** Start **

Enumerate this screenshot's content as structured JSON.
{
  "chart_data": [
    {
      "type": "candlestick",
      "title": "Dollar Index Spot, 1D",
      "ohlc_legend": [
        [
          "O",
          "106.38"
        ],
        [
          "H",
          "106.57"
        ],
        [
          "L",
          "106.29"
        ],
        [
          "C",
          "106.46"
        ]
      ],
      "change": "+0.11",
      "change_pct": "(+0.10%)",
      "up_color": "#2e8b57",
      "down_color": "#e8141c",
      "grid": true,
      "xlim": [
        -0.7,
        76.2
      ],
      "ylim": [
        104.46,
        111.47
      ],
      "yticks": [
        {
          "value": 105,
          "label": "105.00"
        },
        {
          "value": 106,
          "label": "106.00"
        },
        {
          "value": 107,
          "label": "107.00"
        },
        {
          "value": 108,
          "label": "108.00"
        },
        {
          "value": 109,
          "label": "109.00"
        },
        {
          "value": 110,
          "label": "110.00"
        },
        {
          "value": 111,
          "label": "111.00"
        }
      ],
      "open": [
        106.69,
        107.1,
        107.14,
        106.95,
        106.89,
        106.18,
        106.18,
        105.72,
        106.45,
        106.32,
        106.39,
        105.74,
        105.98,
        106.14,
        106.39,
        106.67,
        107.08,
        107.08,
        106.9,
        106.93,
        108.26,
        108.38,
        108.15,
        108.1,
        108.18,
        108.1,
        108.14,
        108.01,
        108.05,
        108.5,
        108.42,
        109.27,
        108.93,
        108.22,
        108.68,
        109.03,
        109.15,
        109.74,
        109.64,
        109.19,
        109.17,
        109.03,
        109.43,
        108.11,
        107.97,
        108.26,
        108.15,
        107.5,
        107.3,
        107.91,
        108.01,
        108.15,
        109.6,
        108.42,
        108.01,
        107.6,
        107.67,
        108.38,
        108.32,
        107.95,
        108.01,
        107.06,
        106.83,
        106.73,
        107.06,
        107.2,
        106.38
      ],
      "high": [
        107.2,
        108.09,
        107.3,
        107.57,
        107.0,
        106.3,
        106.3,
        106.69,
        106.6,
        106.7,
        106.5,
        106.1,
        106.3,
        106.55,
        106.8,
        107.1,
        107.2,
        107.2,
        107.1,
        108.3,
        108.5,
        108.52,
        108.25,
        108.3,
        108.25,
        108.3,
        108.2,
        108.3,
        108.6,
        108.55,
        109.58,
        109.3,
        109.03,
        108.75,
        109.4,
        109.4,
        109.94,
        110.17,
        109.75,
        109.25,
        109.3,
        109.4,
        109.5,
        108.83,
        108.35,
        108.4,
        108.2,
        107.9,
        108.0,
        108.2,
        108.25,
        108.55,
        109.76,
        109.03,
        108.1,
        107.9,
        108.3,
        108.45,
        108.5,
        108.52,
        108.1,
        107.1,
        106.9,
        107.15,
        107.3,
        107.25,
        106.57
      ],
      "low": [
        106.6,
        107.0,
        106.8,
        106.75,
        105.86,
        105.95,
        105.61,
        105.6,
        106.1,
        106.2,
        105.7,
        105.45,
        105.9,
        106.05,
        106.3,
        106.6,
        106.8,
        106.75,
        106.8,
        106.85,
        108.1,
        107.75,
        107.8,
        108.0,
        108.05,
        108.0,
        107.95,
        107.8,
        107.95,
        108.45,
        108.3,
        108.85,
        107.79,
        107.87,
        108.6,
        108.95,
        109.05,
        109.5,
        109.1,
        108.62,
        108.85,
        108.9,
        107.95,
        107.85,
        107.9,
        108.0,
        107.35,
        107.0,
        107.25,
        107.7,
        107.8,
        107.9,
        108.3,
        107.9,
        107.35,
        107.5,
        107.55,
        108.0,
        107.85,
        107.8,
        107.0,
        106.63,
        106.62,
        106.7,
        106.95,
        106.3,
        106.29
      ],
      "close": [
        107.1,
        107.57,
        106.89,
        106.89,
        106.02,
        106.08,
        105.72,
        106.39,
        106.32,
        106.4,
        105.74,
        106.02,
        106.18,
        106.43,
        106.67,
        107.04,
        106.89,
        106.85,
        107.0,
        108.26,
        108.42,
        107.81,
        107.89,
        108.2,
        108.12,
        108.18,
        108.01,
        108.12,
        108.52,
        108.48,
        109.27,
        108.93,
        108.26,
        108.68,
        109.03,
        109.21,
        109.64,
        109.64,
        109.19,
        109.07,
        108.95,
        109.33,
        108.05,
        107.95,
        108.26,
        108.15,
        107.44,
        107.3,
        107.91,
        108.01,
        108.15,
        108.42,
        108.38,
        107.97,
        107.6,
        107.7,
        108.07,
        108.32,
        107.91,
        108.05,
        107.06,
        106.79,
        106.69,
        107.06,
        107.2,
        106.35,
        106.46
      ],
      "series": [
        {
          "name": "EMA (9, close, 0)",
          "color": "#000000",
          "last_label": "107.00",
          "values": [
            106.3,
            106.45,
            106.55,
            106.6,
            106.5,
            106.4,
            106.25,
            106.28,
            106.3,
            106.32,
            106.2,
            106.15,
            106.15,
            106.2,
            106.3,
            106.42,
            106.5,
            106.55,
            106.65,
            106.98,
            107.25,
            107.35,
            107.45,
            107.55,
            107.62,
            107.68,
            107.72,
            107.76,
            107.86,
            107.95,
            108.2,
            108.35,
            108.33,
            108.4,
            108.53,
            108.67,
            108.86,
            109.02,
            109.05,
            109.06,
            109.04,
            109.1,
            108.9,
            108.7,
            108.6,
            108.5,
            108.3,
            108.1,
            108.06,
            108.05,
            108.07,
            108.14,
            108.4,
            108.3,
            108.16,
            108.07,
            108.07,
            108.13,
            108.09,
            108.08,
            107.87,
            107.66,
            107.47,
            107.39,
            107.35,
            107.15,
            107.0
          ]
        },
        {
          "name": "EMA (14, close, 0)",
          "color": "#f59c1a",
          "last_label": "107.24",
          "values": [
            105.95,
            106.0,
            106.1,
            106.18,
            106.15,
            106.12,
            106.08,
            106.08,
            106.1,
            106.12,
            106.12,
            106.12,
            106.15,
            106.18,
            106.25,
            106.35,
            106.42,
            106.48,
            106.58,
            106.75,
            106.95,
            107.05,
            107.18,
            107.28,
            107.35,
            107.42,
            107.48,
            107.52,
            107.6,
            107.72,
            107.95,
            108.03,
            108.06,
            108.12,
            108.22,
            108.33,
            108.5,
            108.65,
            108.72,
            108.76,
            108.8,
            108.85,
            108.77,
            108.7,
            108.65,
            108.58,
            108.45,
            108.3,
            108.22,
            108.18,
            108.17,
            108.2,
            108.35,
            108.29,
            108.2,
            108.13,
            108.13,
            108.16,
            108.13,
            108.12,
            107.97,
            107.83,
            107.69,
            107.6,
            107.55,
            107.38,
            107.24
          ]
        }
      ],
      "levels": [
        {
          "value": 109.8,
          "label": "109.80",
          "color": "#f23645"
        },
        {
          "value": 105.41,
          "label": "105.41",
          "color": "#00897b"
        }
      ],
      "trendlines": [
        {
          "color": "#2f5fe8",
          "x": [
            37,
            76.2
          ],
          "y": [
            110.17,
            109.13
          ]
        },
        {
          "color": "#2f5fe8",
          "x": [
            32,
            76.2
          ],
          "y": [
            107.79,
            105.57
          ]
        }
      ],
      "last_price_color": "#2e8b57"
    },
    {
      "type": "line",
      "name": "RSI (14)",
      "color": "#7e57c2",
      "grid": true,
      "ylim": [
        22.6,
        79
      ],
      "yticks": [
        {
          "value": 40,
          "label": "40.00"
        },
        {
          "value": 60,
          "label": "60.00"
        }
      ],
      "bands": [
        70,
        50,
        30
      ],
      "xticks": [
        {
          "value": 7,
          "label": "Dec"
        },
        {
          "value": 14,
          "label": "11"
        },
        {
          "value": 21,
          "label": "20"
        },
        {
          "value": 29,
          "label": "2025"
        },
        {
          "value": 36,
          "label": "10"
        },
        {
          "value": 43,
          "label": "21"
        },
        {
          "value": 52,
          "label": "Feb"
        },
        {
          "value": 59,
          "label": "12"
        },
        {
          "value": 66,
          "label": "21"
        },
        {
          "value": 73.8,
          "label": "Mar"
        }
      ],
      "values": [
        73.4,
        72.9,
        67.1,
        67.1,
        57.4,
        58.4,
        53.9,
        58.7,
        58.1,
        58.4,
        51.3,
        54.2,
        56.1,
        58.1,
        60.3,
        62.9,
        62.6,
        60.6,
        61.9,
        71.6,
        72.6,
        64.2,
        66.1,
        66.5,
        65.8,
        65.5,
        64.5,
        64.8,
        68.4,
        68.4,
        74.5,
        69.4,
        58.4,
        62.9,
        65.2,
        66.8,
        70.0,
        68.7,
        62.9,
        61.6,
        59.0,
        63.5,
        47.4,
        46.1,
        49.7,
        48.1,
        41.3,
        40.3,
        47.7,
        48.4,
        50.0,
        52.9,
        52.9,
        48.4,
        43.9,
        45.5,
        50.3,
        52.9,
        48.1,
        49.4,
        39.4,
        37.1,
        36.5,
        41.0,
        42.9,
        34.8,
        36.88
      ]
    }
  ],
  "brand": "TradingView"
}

** End **

● **What you need to do**
Find the lines above that contain the word "close" and collect them.

● **Solution**
      "close": [
          "name": "EMA (9, close, 0)",
          "name": "EMA (14, close, 0)",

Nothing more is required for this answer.